»»

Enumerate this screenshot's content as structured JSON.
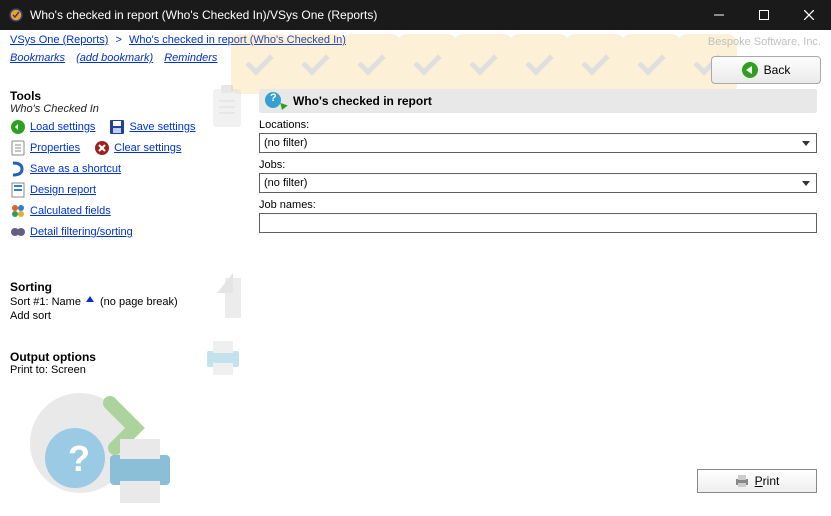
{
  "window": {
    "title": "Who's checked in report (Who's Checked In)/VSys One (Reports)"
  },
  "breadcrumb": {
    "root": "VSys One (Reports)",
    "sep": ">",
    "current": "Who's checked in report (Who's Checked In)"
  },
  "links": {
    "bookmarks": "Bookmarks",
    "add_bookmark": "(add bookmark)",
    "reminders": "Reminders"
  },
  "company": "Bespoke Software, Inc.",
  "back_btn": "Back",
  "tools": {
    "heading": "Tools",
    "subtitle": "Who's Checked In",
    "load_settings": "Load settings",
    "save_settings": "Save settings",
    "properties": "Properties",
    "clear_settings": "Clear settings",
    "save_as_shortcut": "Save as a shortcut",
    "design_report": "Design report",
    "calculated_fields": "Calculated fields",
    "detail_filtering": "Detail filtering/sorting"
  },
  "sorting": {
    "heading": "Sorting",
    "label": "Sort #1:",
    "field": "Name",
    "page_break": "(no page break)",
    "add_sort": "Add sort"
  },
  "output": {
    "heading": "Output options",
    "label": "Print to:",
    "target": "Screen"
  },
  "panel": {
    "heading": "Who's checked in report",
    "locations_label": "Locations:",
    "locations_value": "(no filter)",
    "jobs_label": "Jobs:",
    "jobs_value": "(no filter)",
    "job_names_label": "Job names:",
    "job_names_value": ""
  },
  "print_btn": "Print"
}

««

From the listing above, return each line with the word "Save".

    "save_settings": "Save settings",
    "save_as_shortcut": "Save as a shortcut",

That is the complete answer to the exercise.